* **EXERCISE AIM**
Gather every line of the records below that contains the string "first". Case counts.
═══ EXERCISE DATA ═══
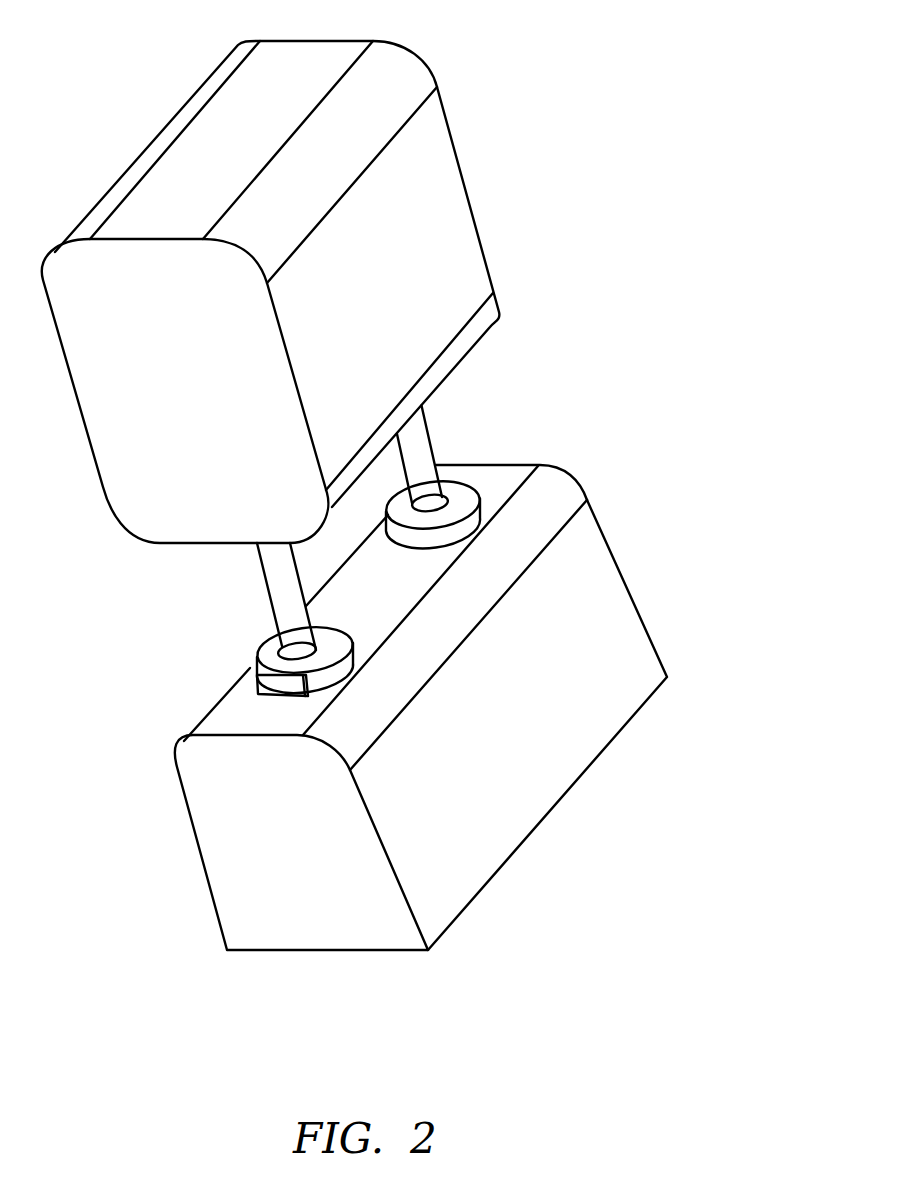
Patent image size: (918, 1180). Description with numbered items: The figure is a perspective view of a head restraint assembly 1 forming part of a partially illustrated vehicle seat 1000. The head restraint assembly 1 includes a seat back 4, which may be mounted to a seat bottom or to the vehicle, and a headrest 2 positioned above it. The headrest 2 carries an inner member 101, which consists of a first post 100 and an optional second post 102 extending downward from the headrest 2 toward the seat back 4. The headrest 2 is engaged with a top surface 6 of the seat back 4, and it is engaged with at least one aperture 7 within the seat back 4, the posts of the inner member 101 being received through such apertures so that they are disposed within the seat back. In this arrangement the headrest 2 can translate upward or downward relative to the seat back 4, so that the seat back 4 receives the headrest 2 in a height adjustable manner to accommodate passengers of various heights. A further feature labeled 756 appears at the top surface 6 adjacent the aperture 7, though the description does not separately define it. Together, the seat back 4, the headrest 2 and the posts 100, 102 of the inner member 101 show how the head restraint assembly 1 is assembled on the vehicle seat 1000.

The vehicle seat 1000 is at (422, 475).
The headrest 2 is at (477, 213).
The first post 100 is at (264, 572).
The inner member 101 is at (346, 509).
The second post 102 is at (429, 437).
The head restraint assembly 1 is at (251, 668).
The aperture 7 is at (466, 476).
The sleeve top surface 756 is at (467, 498).
The seat back 4 is at (401, 707).
The top surface 6 is at (231, 723).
═══
* **THE RESPONSE**
Patent image size: (918, 1180). Description with numbered items: The figure is a perspective view of a head restraint assembly 1 forming part of a partially illustrated vehicle seat 1000. The head restraint assembly 1 includes a seat back 4, which may be mounted to a seat bottom or to the vehicle, and a headrest 2 positioned above it. The headrest 2 carries an inner member 101, which consists of a first post 100 and an optional second post 102 extending downward from the headrest 2 toward the seat back 4. The headrest 2 is engaged with a top surface 6 of the seat back 4, and it is engaged with at least one aperture 7 within the seat back 4, the posts of the inner member 101 being received through such apertures so that they are disposed within the seat back. In this arrangement the headrest 2 can translate upward or downward relative to the seat back 4, so that the seat back 4 receives the headrest 2 in a height adjustable manner to accommodate passengers of various heights. A further feature labeled 756 appears at the top surface 6 adjacent the aperture 7, though the description does not separately define it. Together, the seat back 4, the headrest 2 and the posts 100, 102 of the inner member 101 show how the head restraint assembly 1 is assembled on the vehicle seat 1000.
The first post 100 is at (264, 572).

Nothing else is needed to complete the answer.